DIRECTION =>
Find the lines below that contain the string "propion". Copy each one.
━━━━━━━━━━━━━━━━━━━━
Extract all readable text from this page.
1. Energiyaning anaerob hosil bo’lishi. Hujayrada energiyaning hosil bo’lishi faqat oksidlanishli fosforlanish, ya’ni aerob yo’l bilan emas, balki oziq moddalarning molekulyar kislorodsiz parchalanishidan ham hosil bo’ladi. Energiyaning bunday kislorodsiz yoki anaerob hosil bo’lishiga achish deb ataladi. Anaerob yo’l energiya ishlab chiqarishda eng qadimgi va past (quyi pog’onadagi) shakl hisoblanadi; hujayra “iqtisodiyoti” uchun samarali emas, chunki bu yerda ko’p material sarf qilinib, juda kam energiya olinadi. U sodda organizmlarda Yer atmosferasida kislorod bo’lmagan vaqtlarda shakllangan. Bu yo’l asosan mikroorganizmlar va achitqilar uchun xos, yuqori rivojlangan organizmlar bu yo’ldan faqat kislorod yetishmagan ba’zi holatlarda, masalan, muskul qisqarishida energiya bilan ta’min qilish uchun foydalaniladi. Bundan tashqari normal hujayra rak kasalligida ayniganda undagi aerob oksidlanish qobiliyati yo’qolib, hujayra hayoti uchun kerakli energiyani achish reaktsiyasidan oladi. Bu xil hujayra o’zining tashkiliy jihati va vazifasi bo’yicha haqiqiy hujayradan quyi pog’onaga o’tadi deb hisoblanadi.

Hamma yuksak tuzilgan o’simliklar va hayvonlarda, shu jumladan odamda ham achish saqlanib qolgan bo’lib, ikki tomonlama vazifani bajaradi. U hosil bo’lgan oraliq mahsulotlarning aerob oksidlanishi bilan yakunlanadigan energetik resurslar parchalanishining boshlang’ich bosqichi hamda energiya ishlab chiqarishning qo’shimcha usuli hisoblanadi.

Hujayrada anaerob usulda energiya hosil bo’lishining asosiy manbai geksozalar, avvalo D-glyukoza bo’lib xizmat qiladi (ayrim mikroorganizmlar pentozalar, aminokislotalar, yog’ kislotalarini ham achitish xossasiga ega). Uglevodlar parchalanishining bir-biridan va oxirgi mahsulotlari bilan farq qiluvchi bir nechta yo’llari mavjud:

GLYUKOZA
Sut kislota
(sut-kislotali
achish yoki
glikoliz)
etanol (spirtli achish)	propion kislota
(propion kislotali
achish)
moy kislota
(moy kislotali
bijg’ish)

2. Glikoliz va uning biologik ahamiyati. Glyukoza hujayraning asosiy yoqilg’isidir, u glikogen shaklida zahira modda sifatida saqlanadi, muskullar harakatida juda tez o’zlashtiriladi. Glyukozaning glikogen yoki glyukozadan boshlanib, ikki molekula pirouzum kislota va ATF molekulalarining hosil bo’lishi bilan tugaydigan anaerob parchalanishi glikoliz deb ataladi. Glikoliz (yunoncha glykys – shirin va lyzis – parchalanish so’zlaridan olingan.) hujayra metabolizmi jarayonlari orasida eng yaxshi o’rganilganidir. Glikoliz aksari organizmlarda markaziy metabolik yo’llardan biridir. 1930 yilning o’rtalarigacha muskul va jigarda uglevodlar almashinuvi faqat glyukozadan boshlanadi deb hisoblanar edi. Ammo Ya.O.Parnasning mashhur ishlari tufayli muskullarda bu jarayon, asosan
━━━━━━━━━━━━━━━━━━━━
RESULT OF THIS EXERCISE =>
etanol (spirtli achish)	propion kislota
(propion kislotali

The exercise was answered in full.